Studio album by Black Label Society
- Released: April 20, 2004
- Recorded: Paramount Studios, Los Angeles, California
- Genres: Hard rock, acoustic rock
- Length: 66:45
- Label: Spitfire
- Producer: Zakk Wylde

Black Label Society chronology
| Boozed, Broozed & Broken-Boned (2003) | Hangover Music Vol. VI (2004) | Mafia (2005) |

= Hangover Music Vol. VI =

Hangover Music Vol. VI is the fifth studio album by American heavy metal band Black Label Society, released April 20, 2004. This album is a much more mellow affair than any other Black Label Society album, and some fans have recognized it as a nod back to Zakk Wylde's solo effort, Book of Shadows, from 1996. The album contains a piano version of Procol Harum's 1967 No. 1 song "A Whiter Shade of Pale" and a song entitled "Layne", which is written in memory of Layne Staley of Alice in Chains.

The song "No Other" is a leftover track from The Blessed Hellride sessions, which explains why Zakk Wylde played bass on this song, whereas other bassists played on the rest of the album. The song was also recorded, mixed, and mastered by the same team that was responsible for the production on The Blessed Hellride.

This was the last album that Black Label Society recorded for Spitfire Records; it was recorded as a contract fulfilling obligation, and therefore received very little promotion from the label. None of the songs from this album were performed live by the band until 2009 when "Damage Is Done" was performed.

• [Extracted information]
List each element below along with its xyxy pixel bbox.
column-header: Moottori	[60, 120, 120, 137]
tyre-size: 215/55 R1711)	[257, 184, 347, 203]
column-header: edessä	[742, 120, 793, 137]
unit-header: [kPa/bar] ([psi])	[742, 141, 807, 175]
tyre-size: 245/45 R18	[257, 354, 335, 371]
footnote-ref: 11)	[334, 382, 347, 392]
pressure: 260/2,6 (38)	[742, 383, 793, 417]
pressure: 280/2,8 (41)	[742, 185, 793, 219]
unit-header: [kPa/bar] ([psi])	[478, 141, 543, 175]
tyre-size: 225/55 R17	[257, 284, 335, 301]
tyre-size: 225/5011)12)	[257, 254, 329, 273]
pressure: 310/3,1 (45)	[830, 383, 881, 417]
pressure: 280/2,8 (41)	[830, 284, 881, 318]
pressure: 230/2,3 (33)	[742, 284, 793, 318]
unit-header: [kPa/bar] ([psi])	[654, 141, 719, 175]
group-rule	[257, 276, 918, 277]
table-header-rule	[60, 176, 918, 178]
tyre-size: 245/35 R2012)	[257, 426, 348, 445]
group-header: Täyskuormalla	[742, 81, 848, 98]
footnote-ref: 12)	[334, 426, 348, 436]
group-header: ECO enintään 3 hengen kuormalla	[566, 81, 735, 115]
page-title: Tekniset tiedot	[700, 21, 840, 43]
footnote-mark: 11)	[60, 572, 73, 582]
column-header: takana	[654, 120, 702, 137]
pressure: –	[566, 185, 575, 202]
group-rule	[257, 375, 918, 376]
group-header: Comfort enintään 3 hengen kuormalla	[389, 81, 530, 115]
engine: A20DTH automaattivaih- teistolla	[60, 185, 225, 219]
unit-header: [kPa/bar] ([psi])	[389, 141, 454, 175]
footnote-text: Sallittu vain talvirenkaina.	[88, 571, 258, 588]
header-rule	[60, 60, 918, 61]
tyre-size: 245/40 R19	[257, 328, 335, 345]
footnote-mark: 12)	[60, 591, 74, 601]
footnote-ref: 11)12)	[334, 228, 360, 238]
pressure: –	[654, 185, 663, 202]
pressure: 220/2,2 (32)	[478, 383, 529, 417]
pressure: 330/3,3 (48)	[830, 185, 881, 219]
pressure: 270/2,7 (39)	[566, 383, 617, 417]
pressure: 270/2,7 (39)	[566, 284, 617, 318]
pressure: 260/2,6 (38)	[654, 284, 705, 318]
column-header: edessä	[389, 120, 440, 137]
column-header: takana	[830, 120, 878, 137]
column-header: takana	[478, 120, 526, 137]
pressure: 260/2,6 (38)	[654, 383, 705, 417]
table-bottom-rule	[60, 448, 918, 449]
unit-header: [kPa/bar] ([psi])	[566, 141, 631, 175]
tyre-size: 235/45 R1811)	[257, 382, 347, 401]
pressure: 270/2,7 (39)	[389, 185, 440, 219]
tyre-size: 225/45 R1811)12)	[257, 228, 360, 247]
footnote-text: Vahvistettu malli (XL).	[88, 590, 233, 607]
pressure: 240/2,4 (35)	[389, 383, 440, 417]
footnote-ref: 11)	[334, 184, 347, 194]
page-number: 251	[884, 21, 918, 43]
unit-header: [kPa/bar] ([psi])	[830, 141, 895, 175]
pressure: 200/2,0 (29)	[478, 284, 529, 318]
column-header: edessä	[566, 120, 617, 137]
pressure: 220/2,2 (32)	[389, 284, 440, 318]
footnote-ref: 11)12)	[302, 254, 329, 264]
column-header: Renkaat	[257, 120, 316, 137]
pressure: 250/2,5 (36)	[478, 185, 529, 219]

==

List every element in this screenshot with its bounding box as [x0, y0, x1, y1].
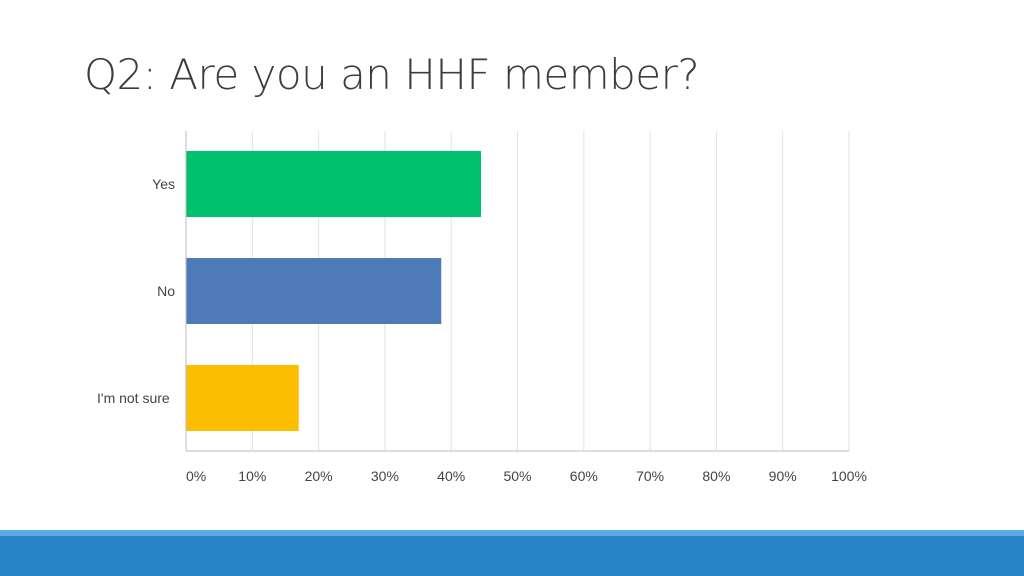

• [Set task 1]
Condense the paragraph of the Hangover Music Vol. VI text that begins "This was the last album" into a short bulleted list that keeps its main facts.
• [Set task 2]
Extend the text about Hangover Music Vol. VI with a further passage that picks up after its final sentence.
The items have nothing to do with the album text.

• [Task result 1]
- It was Black Label Society's last album for Spitfire Records.
- It was recorded to fulfill the contract, so the label gave it very little promotion.
- The band performed none of its songs live until 2009, when it played "Damage Is Done."

• [Task result 2]
Professional ratings
Review scores
| Source | Rating |
| AllMusic | Star Half star |
| Metal.de | 8/10 |
| Rock Hard | 8/10 |

==Track listing==

| No. | Title | Length |
|---|---|---|
| 1. | "Crazy or High" | 3:34 |
| 2. | "Queen of Sorrow" | 4:15 |
| 3. | "Steppin' Stone" | 4:54 |
| 4. | "Yesterday, Today, Tomorrow" | 3:43 |
| 5. | "Takillya (Estyabon)" | 0:39 |
| 6. | "Won't Find It Here" | 6:26 |
| 7. | "She Deserves a Free Ride (Val's Song)" | 4:19 |
| 8. | "House of Doom" | 3:46 |
| 9. | "Damage Is Done" | 5:20 |
| 10. | "Layne" | 5:15 |
| 11. | "Woman Don't Cry" | 5:39 |
| 12. | "No Other" | 4:59 |
| 13. | "A Whiter Shade of Pale" (Gary Brooker, Keith Reid, Matthew Fisher) | 5:08 |
| 14. | "Once More" | 4:10 |
| 15. | "Fear" | 4:38 |
| Total length: |  | 66:45 |

==Personnel==
Black Label Society
- Zakk Wylde – guitars, vocals, bass (track 12), piano
- Craig Nunenmacher – drums
- John Tempesta – drums (track 14)
- James LoMenzo – bass (tracks 3, 4, 6–8, 11, 15)
- John DeServio – bass (tracks 2, 9, 10, 14)
- Mike Inez – bass (track 1)

Production
- Produced by Zakk Wylde
- Associate producer and engineer – Barry Conley
- Mixed by Barry Conley and Zakk Wylde
- Mastered by Bill Dooley
- "No Other" associated produced by Eddie Mapp, mixed by Eddie Mapp and Zakk Wylde, assistant engineered by Steve Crowder, and mastered by Steve Marcussen
- Artwork concept – Zakk Wylde
- Artwork assistance – Rob "RA" Arvizn
- Photography – Neil Zlozower
- Management – Bob Ringe (Survival Management)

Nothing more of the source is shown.